> **TASK OBJECTIVE**
Give a count of the lines below that have the string "left" in them, with no other words.

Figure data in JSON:
++++++++++

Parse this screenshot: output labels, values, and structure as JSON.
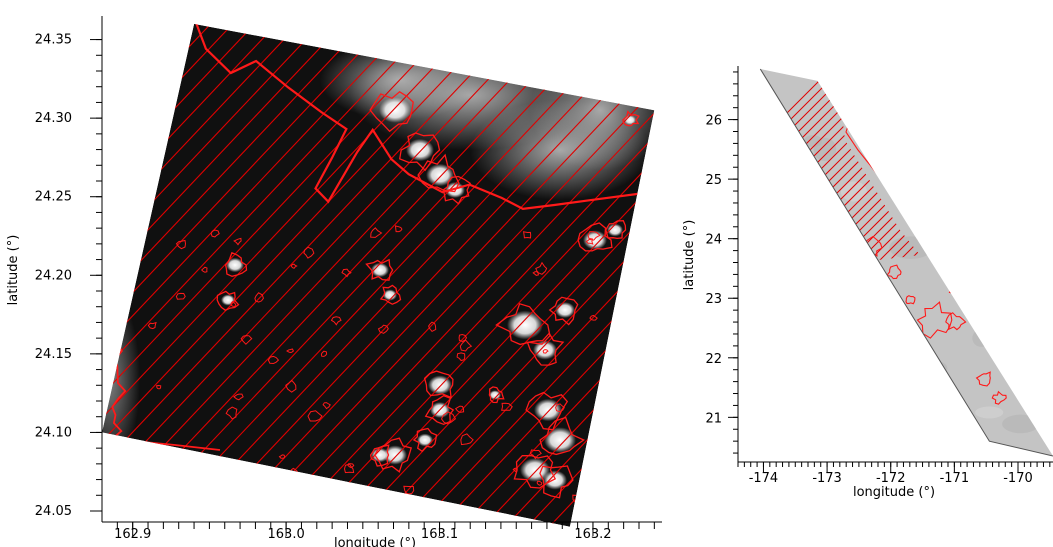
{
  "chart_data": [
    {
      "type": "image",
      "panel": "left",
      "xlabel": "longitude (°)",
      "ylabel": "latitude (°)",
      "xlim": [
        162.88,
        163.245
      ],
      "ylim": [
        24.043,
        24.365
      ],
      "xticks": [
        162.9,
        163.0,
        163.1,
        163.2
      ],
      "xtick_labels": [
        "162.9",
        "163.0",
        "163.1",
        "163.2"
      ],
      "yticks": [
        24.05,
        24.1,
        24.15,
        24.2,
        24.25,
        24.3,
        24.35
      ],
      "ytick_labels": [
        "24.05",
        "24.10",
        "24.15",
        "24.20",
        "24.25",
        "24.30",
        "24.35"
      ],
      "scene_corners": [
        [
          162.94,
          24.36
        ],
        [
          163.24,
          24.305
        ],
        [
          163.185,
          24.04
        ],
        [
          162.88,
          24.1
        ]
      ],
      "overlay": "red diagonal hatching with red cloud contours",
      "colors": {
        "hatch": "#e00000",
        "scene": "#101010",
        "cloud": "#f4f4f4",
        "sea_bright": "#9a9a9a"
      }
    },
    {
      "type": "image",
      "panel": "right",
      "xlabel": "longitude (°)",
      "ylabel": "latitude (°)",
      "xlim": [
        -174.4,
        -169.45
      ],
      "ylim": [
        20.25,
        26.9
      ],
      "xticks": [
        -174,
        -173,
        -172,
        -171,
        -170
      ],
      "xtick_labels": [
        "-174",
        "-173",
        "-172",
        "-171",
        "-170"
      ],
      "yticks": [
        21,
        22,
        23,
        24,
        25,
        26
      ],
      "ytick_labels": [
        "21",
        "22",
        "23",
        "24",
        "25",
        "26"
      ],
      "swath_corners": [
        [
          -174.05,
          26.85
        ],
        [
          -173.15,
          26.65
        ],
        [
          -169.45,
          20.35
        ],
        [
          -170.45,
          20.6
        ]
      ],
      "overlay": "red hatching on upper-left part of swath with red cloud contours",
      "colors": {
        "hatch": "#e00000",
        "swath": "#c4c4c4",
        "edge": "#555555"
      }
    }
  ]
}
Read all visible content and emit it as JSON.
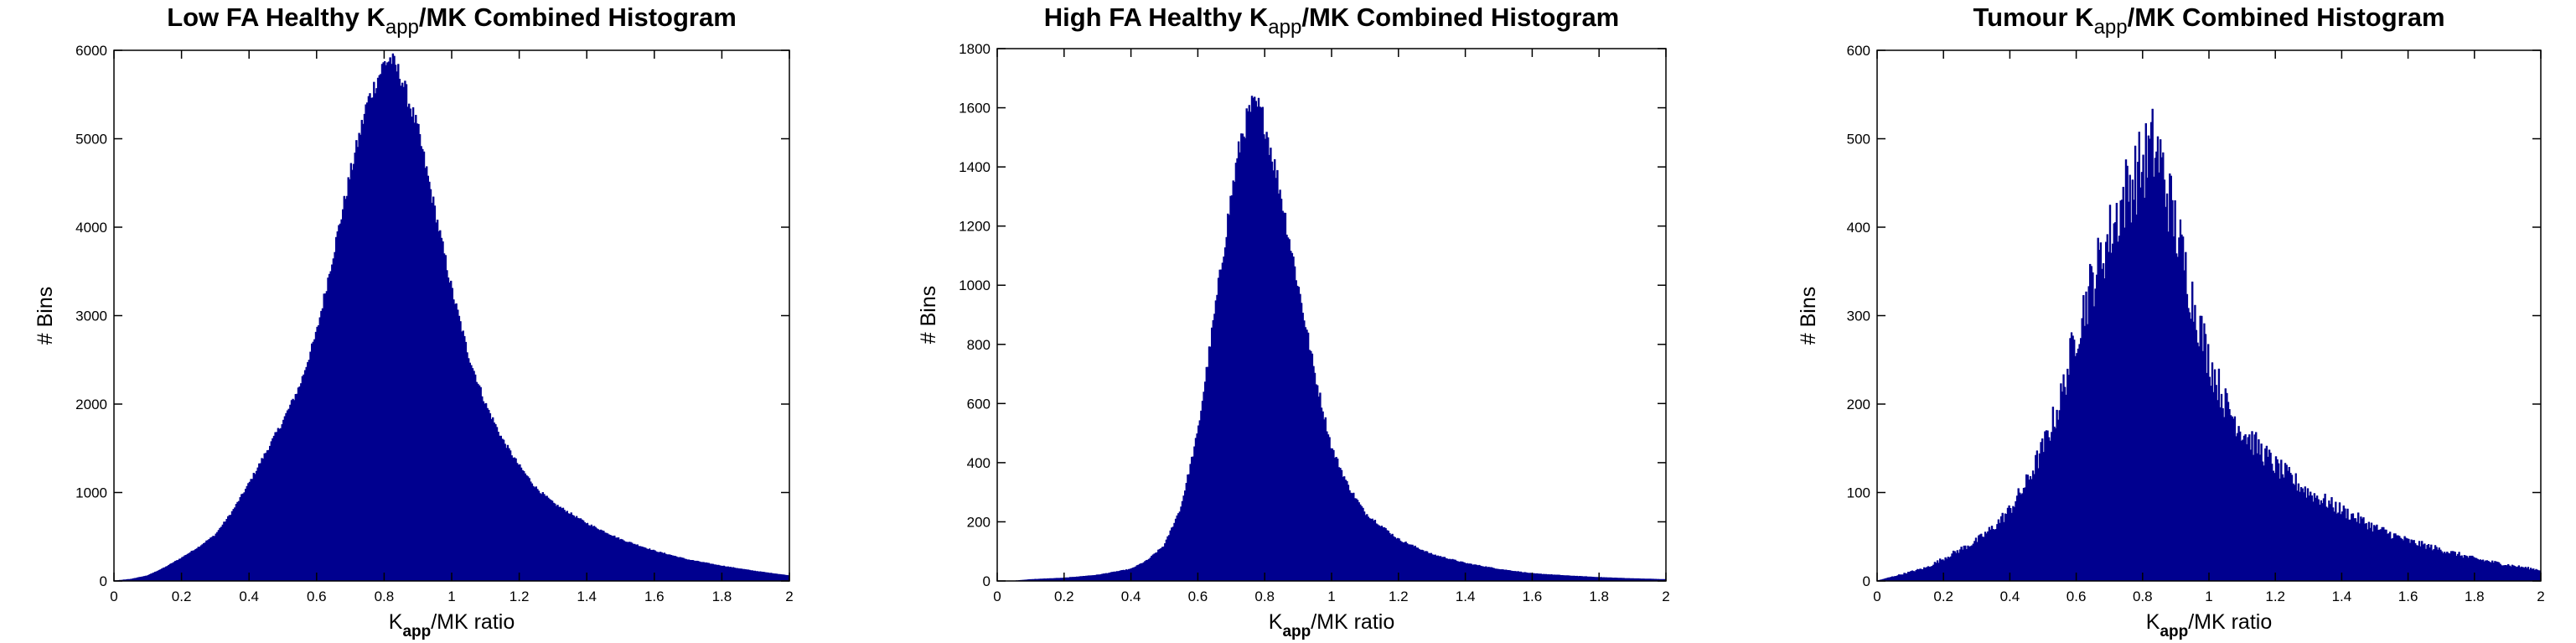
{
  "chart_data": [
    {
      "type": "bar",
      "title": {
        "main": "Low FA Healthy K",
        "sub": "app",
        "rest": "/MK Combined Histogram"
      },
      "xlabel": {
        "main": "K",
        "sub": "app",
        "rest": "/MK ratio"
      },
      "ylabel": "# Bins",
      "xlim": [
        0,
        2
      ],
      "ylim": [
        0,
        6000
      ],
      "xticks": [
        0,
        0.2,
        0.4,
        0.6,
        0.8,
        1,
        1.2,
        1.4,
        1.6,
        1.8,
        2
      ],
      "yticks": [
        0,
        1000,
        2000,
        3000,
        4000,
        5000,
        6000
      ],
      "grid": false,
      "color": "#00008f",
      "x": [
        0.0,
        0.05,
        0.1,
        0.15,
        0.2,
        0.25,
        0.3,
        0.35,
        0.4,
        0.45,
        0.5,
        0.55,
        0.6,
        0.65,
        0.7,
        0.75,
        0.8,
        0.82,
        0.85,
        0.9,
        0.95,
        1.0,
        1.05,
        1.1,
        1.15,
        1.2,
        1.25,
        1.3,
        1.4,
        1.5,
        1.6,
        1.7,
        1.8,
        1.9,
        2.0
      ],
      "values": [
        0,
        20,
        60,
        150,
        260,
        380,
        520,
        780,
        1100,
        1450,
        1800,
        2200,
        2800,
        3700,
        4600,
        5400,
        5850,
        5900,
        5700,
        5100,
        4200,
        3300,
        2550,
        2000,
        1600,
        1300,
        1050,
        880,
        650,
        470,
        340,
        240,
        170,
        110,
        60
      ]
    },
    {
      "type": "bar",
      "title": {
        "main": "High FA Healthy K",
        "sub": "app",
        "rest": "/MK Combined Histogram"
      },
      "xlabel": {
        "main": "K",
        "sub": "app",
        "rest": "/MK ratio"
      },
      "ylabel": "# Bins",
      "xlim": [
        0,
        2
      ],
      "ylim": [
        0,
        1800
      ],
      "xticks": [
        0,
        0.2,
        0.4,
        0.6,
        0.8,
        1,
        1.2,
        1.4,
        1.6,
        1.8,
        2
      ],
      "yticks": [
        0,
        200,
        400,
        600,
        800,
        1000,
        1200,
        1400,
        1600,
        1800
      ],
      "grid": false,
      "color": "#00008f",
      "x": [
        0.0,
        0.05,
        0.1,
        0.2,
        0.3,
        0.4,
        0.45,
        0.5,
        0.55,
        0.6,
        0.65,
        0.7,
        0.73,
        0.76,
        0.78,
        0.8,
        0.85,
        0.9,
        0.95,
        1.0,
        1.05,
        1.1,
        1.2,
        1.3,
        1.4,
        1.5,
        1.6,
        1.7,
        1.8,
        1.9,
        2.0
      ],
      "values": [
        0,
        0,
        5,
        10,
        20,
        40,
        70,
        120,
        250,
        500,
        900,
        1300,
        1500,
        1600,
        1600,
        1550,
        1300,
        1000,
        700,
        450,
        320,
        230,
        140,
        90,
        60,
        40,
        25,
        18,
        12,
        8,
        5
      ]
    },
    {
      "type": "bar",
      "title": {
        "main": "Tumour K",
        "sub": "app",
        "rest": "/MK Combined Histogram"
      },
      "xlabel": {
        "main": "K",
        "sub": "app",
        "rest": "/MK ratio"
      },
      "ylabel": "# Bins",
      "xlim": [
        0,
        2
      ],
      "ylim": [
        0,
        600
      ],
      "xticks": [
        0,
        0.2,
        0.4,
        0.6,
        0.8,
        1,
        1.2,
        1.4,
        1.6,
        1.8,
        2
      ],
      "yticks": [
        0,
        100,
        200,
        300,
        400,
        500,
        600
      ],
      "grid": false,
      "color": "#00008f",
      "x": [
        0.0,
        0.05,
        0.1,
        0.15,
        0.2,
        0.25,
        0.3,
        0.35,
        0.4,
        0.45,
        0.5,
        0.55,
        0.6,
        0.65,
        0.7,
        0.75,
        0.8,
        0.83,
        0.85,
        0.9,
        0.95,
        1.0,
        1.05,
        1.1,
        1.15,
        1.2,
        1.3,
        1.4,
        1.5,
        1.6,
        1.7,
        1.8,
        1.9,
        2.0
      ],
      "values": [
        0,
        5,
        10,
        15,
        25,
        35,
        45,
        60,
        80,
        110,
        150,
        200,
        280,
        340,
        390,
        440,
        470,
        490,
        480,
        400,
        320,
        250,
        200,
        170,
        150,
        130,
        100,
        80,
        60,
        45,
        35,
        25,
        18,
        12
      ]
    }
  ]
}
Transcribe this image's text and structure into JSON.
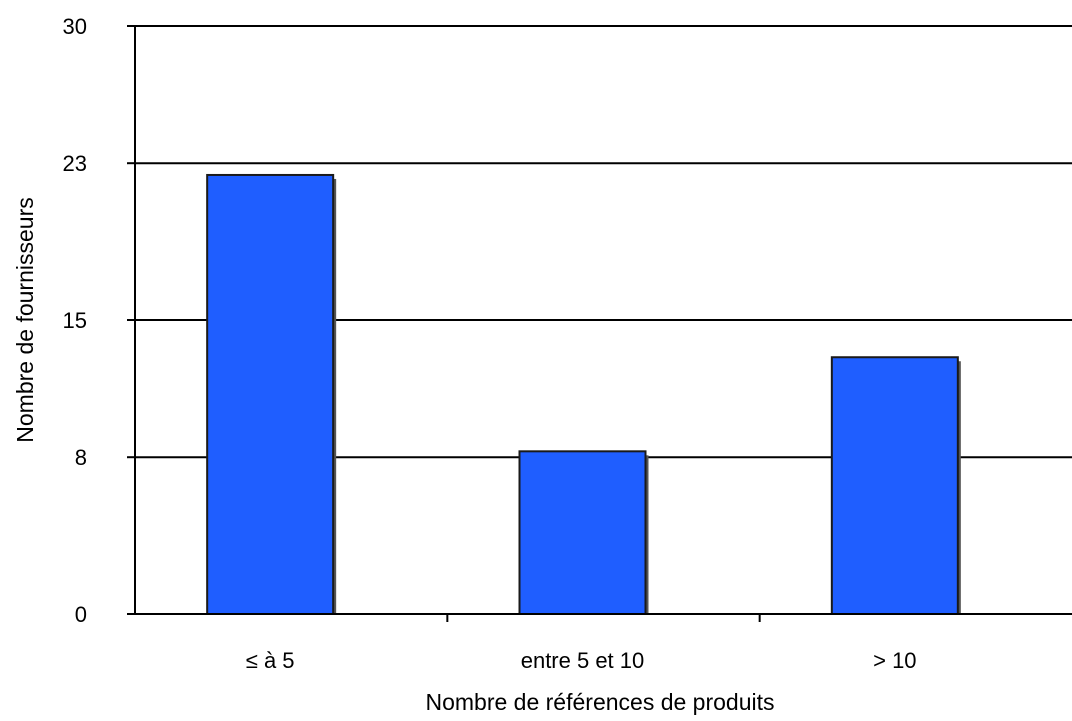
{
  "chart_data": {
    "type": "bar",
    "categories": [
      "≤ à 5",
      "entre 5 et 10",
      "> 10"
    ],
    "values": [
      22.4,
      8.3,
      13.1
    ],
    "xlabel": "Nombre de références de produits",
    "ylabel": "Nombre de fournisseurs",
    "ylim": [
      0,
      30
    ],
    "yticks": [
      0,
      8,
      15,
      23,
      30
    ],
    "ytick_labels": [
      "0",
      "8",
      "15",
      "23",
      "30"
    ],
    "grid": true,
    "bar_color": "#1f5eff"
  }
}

++++++++++

> **REPLY**
2